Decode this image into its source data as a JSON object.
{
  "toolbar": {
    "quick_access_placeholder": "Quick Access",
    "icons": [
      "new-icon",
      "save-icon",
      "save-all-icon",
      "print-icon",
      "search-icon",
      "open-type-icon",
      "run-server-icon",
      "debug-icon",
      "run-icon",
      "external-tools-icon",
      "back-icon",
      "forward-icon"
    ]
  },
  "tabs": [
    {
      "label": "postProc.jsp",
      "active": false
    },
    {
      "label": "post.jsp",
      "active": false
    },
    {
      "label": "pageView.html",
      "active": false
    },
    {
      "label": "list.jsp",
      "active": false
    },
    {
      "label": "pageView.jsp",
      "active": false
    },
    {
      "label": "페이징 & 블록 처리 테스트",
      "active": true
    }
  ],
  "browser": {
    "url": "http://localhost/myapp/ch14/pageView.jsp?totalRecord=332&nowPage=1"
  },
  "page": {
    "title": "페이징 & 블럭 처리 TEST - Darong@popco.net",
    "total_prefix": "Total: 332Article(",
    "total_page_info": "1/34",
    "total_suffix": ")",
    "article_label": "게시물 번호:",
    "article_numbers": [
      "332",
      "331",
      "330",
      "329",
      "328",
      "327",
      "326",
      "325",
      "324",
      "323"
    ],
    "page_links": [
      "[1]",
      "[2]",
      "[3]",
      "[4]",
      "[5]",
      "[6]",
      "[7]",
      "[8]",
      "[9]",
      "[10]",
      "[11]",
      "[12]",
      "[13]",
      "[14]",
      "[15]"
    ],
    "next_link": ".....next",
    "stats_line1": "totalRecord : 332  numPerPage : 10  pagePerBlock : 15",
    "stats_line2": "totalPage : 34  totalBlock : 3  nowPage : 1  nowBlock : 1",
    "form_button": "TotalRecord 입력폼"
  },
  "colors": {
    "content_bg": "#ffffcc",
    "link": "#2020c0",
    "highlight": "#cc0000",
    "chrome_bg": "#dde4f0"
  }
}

DO THIS |
Identify each line holding the string "pageView", and copy it out.

WRITTEN RESPONSE |
      "label": "pageView.html",
      "label": "pageView.jsp",
    "url": "http://localhost/myapp/ch14/pageView.jsp?totalRecord=332&nowPage=1"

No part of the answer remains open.